Problem description: Print the data that follows exactly.

Supplied entries:
BEGIN

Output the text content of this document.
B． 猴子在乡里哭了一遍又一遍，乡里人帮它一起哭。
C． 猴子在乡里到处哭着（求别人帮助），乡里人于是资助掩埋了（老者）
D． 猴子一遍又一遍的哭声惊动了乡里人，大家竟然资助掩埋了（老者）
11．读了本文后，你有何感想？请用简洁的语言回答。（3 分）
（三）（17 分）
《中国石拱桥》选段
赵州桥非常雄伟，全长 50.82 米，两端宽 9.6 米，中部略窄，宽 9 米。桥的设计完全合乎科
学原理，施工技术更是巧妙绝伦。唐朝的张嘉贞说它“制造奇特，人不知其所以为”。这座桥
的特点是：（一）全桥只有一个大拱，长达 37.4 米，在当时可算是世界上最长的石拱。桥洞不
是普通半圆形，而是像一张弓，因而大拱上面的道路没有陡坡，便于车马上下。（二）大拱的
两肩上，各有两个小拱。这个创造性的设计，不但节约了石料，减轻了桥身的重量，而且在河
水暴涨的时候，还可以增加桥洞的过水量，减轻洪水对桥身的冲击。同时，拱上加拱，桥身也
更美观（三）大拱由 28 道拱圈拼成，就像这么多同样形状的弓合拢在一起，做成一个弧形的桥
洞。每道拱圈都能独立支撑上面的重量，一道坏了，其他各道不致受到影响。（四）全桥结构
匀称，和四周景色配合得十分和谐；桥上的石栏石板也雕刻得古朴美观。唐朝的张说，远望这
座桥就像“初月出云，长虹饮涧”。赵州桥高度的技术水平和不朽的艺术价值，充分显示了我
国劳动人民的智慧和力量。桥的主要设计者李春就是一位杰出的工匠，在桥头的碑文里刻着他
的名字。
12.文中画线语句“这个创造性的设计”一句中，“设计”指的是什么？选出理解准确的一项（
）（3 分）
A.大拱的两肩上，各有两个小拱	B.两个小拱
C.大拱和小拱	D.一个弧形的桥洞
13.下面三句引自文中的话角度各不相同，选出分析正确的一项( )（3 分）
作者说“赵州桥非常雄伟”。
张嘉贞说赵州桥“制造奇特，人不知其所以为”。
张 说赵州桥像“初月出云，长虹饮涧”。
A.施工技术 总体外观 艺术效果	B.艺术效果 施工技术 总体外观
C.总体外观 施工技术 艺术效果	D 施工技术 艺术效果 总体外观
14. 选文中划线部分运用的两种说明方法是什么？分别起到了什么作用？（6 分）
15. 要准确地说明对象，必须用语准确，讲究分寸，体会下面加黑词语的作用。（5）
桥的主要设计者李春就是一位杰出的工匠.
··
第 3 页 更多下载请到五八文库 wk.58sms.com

END

Output below:
Output the text content of this document.
B． 猴子在乡里哭了一遍又一遍，乡里人帮它一起哭。
C． 猴子在乡里到处哭着（求别人帮助），乡里人于是资助掩埋了（老者）
D． 猴子一遍又一遍的哭声惊动了乡里人，大家竟然资助掩埋了（老者）
11．读了本文后，你有何感想？请用简洁的语言回答。（3 分）
（三）（17 分）
《中国石拱桥》选段
赵州桥非常雄伟，全长 50.82 米，两端宽 9.6 米，中部略窄，宽 9 米。桥的设计完全合乎科
学原理，施工技术更是巧妙绝伦。唐朝的张嘉贞说它“制造奇特，人不知其所以为”。这座桥
的特点是：（一）全桥只有一个大拱，长达 37.4 米，在当时可算是世界上最长的石拱。桥洞不
是普通半圆形，而是像一张弓，因而大拱上面的道路没有陡坡，便于车马上下。（二）大拱的
两肩上，各有两个小拱。这个创造性的设计，不但节约了石料，减轻了桥身的重量，而且在河
水暴涨的时候，还可以增加桥洞的过水量，减轻洪水对桥身的冲击。同时，拱上加拱，桥身也
更美观（三）大拱由 28 道拱圈拼成，就像这么多同样形状的弓合拢在一起，做成一个弧形的桥
洞。每道拱圈都能独立支撑上面的重量，一道坏了，其他各道不致受到影响。（四）全桥结构
匀称，和四周景色配合得十分和谐；桥上的石栏石板也雕刻得古朴美观。唐朝的张说，远望这
座桥就像“初月出云，长虹饮涧”。赵州桥高度的技术水平和不朽的艺术价值，充分显示了我
国劳动人民的智慧和力量。桥的主要设计者李春就是一位杰出的工匠，在桥头的碑文里刻着他
的名字。
12.文中画线语句“这个创造性的设计”一句中，“设计”指的是什么？选出理解准确的一项（
）（3 分）
A.大拱的两肩上，各有两个小拱	B.两个小拱
C.大拱和小拱	D.一个弧形的桥洞
13.下面三句引自文中的话角度各不相同，选出分析正确的一项( )（3 分）
作者说“赵州桥非常雄伟”。
张嘉贞说赵州桥“制造奇特，人不知其所以为”。
张 说赵州桥像“初月出云，长虹饮涧”。
A.施工技术 总体外观 艺术效果	B.艺术效果 施工技术 总体外观
C.总体外观 施工技术 艺术效果	D 施工技术 艺术效果 总体外观
14. 选文中划线部分运用的两种说明方法是什么？分别起到了什么作用？（6 分）
15. 要准确地说明对象，必须用语准确，讲究分寸，体会下面加黑词语的作用。（5）
桥的主要设计者李春就是一位杰出的工匠.
··
第 3 页 更多下载请到五八文库 wk.58sms.com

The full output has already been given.